*Exercise material*.
----------

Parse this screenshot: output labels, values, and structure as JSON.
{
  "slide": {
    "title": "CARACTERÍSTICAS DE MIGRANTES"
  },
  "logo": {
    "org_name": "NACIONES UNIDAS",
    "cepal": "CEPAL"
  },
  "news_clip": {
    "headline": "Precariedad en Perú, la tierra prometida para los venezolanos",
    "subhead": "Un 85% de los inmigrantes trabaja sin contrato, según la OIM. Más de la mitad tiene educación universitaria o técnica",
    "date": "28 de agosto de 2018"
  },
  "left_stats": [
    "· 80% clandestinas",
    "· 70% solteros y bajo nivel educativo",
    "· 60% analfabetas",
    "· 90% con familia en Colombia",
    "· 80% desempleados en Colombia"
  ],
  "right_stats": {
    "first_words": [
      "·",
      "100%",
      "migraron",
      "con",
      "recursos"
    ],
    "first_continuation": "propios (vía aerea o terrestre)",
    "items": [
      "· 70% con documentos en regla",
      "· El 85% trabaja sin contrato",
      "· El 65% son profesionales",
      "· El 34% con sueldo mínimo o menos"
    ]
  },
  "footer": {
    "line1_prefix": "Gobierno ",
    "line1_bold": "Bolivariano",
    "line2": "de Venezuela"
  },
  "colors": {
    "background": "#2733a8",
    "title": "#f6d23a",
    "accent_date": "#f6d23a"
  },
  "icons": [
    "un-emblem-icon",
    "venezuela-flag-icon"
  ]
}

----------

*Exercise requirements*.
Your task is to list each line of the records with the word "contrato".

*The reply*.
    "subhead": "Un 85% de los inmigrantes trabaja sin contrato, según la OIM. Más de la mitad tiene educación universitaria o técnica",
      "· El 85% trabaja sin contrato",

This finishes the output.